MATERIAL FOR THIS TASK:
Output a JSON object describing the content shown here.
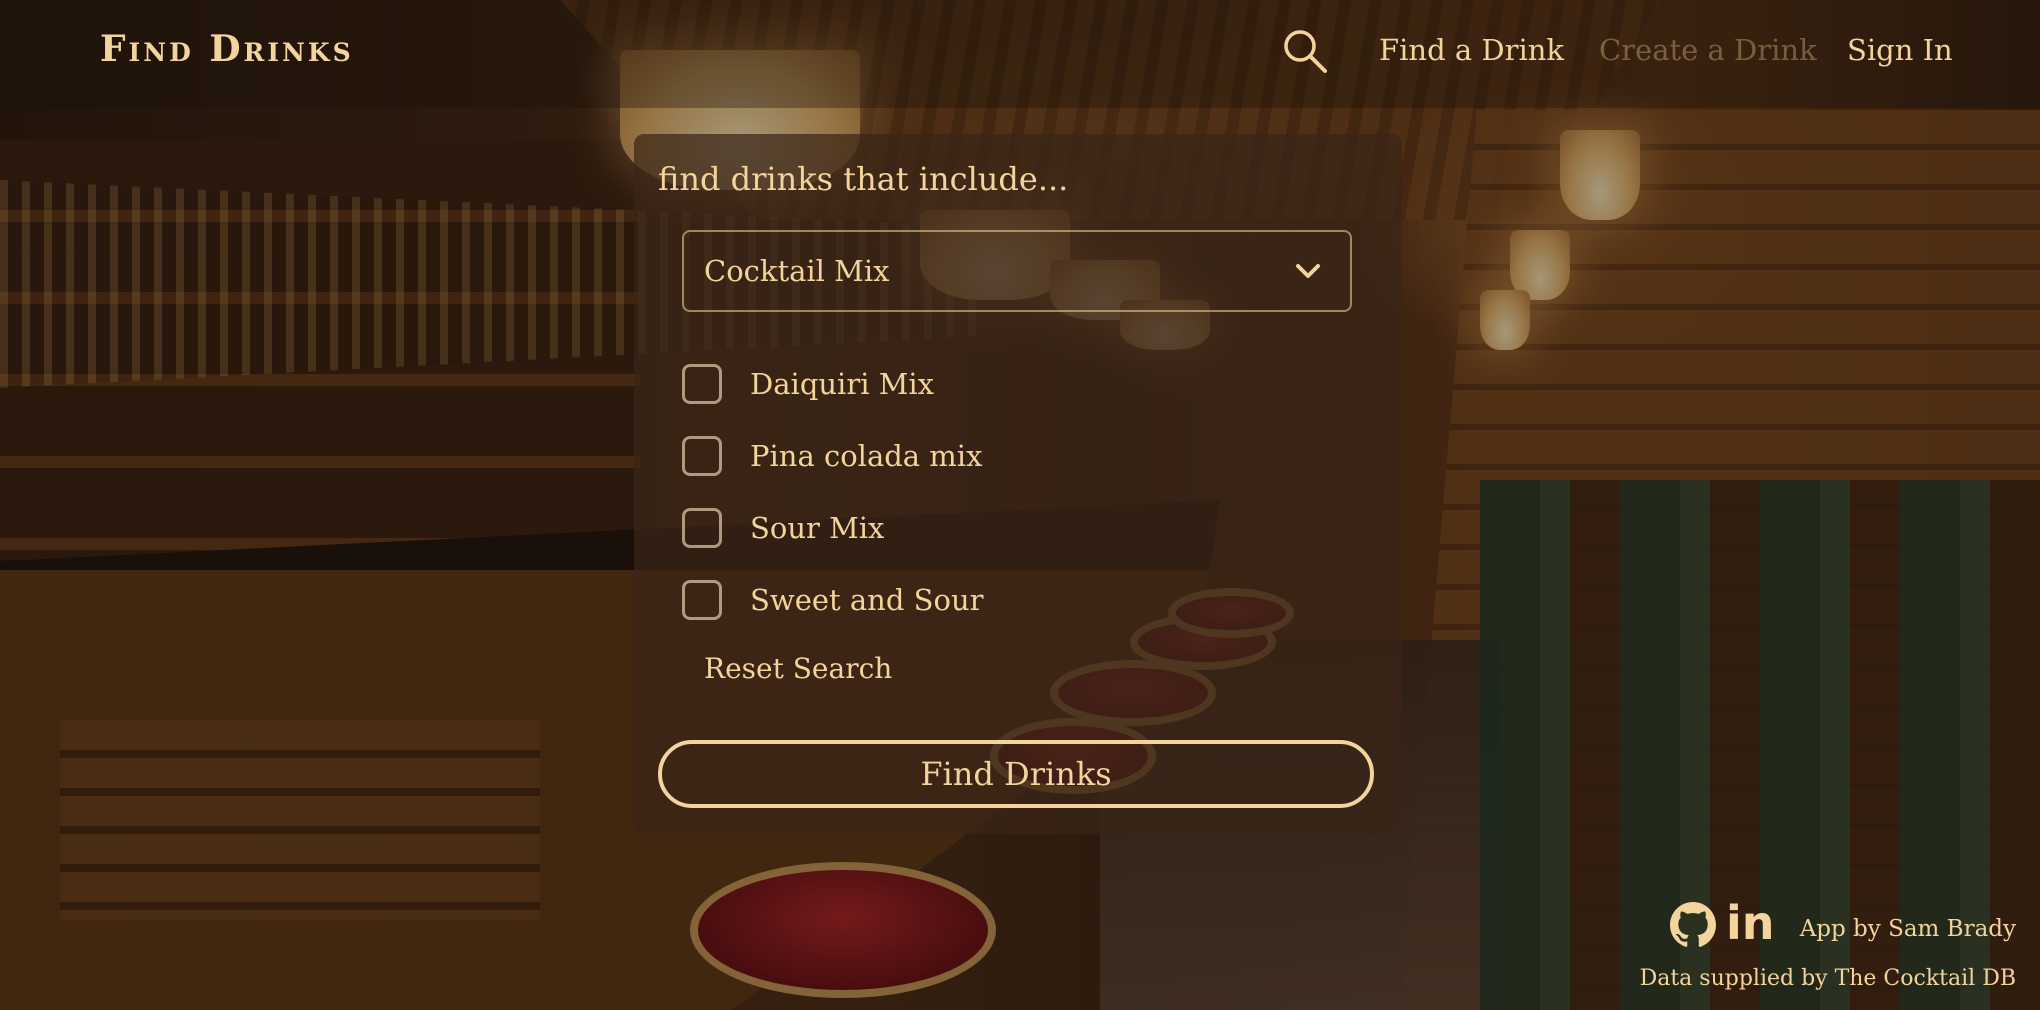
{
  "header": {
    "logo": "Find Drinks",
    "nav": [
      {
        "label": "Find a Drink"
      },
      {
        "label": "Create a Drink"
      },
      {
        "label": "Sign In"
      }
    ]
  },
  "search": {
    "title": "find drinks that include...",
    "category": {
      "selected": "Cocktail Mix"
    },
    "ingredients": [
      {
        "label": "Daiquiri Mix",
        "checked": false
      },
      {
        "label": "Pina colada mix",
        "checked": false
      },
      {
        "label": "Sour Mix",
        "checked": false
      },
      {
        "label": "Sweet and Sour",
        "checked": false
      }
    ],
    "reset_label": "Reset Search",
    "submit_label": "Find Drinks"
  },
  "footer": {
    "linkedin": "in",
    "credit": "App by Sam Brady",
    "data_source": "Data supplied by The Cocktail DB"
  },
  "colors": {
    "accent": "#f3d49c",
    "panel": "#3a2618"
  },
  "icons": [
    "search-icon",
    "chevron-down-icon",
    "github-icon",
    "linkedin-icon"
  ]
}
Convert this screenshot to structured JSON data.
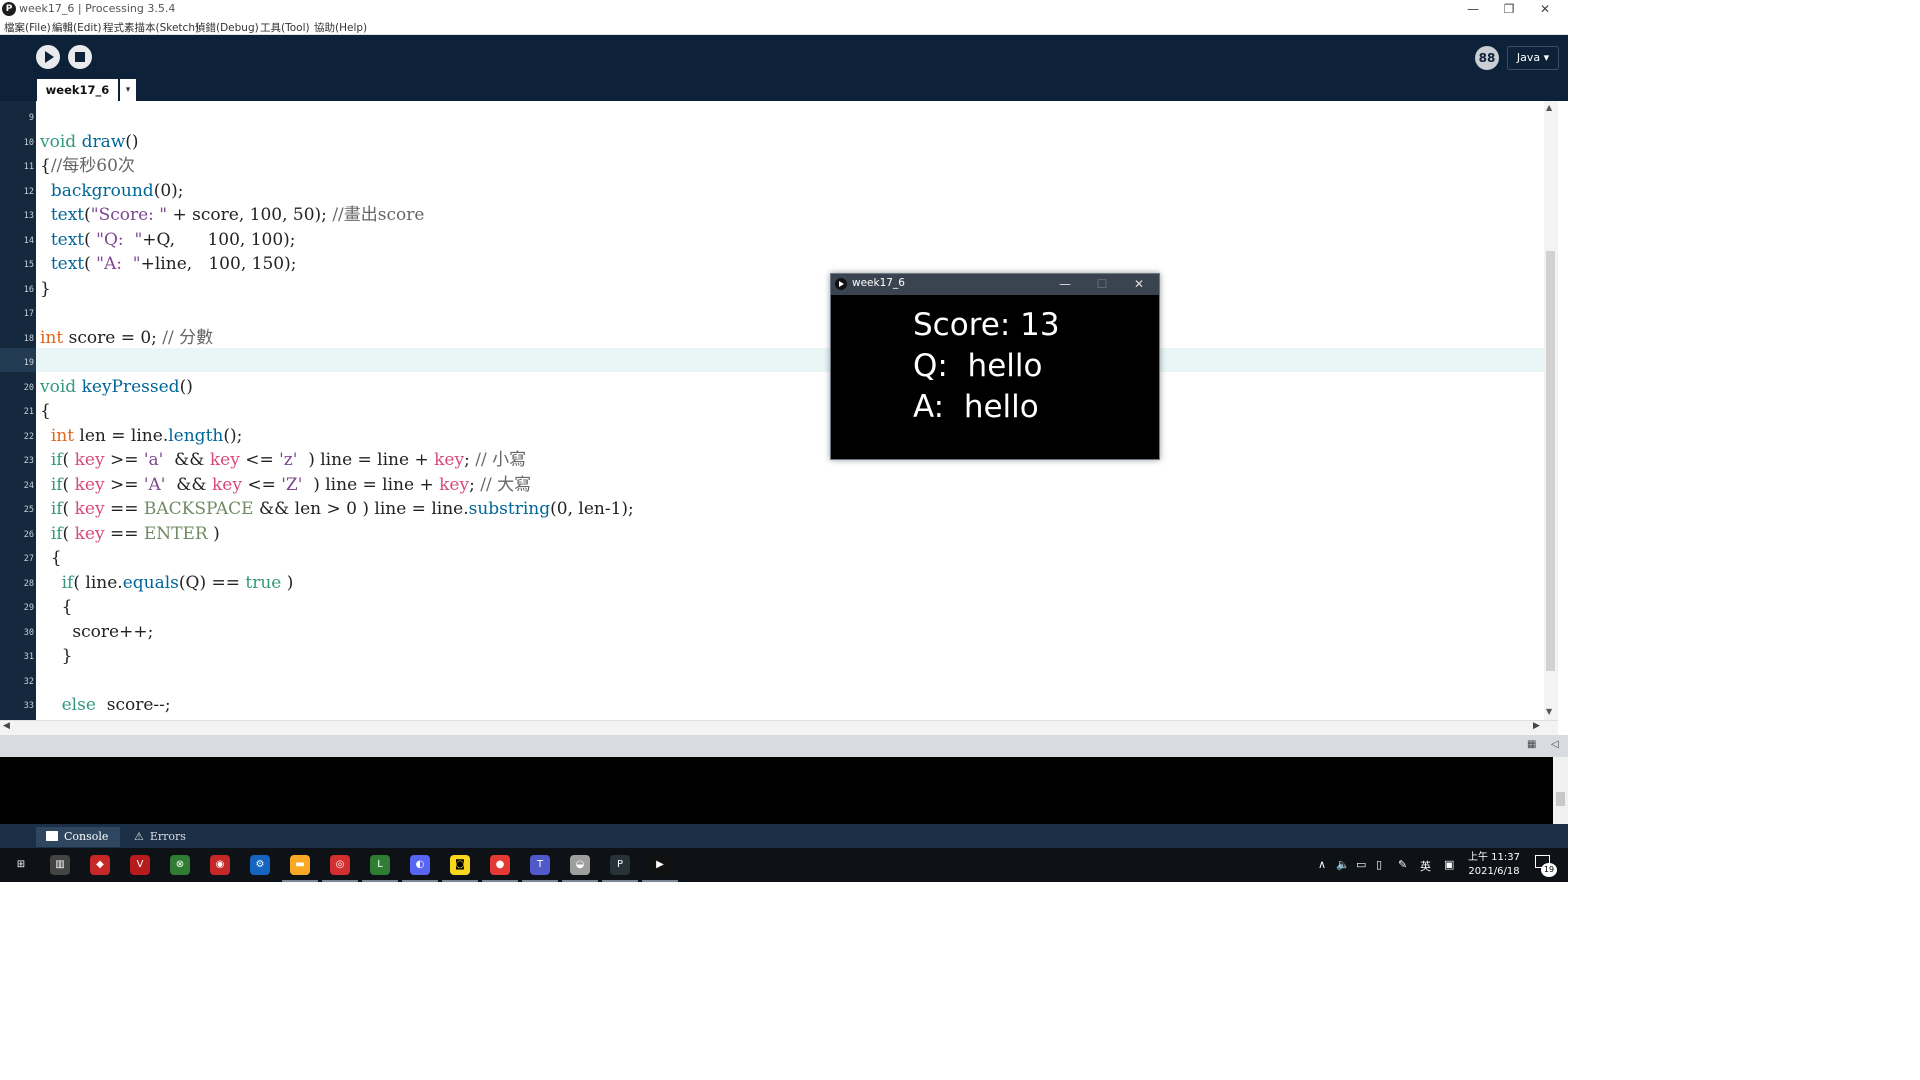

PROBLEM: Reproduce every record above exactly, omitting the pictures.

EXERCISE RESPONSE:
Output a JSON object describing the content shown here.
{
  "header": {
    "logo": "Find Drinks",
    "nav": [
      {
        "label": "Find a Drink"
      },
      {
        "label": "Create a Drink"
      },
      {
        "label": "Sign In"
      }
    ]
  },
  "search": {
    "title": "find drinks that include...",
    "category": {
      "selected": "Cocktail Mix"
    },
    "ingredients": [
      {
        "label": "Daiquiri Mix",
        "checked": false
      },
      {
        "label": "Pina colada mix",
        "checked": false
      },
      {
        "label": "Sour Mix",
        "checked": false
      },
      {
        "label": "Sweet and Sour",
        "checked": false
      }
    ],
    "reset_label": "Reset Search",
    "submit_label": "Find Drinks"
  },
  "footer": {
    "linkedin": "in",
    "credit": "App by Sam Brady",
    "data_source": "Data supplied by The Cocktail DB"
  },
  "colors": {
    "accent": "#f3d49c",
    "panel": "#3a2618"
  },
  "icons": [
    "search-icon",
    "chevron-down-icon",
    "github-icon",
    "linkedin-icon"
  ]
}
Convert this screenshot to structured JSON data.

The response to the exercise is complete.